Data records:

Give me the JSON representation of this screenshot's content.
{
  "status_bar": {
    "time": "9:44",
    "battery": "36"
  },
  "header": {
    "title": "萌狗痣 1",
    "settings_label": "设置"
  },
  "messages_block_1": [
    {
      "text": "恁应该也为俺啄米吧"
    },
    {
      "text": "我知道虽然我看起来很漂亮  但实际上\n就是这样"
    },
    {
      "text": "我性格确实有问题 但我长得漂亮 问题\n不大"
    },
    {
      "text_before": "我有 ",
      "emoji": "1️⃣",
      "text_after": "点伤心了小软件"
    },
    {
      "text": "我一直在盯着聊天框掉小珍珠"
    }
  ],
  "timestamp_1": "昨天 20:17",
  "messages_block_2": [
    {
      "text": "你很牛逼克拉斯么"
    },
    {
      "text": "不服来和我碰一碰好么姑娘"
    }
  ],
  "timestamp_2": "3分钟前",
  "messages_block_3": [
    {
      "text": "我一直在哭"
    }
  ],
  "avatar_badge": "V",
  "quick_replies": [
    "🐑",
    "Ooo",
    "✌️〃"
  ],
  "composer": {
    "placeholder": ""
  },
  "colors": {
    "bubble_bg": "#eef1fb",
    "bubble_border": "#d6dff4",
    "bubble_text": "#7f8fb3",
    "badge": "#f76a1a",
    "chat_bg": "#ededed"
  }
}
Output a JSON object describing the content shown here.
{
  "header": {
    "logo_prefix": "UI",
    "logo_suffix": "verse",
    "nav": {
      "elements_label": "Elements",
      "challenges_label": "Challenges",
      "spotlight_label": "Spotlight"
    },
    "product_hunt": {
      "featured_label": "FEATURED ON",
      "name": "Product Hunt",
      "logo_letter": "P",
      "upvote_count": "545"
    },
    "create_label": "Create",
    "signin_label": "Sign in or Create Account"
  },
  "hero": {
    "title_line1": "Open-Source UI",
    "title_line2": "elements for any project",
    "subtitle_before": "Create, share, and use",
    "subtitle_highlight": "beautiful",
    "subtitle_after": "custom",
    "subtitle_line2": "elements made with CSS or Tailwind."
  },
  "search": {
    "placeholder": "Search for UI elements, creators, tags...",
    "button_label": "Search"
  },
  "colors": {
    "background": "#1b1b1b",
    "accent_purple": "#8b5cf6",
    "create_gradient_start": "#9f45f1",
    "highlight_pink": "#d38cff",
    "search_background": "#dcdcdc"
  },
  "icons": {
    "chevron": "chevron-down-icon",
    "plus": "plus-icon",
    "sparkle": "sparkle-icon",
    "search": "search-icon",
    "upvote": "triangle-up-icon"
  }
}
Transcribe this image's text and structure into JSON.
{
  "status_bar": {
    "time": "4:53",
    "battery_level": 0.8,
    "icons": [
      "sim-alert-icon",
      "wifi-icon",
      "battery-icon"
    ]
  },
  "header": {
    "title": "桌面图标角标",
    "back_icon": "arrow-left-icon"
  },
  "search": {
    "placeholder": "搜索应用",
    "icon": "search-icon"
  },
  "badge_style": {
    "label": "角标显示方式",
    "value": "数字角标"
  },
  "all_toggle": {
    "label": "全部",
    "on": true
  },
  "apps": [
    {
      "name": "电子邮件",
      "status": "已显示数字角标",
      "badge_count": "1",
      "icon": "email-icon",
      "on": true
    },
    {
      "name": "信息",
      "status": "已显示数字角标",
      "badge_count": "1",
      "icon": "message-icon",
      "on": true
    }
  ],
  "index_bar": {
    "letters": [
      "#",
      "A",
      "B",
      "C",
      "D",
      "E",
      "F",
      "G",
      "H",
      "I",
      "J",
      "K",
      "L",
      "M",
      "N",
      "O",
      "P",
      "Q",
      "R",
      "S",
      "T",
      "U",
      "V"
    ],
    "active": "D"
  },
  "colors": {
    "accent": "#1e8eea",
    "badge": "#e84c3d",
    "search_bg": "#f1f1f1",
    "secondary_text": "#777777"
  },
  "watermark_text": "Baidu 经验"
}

Work to complete:
Filter the records for lines holding the string "JSON". Copy each one.

Solution to this problem:
Give me the JSON representation of this screenshot's content.
Output a JSON object describing the content shown here.
Transcribe this image's text and structure into JSON.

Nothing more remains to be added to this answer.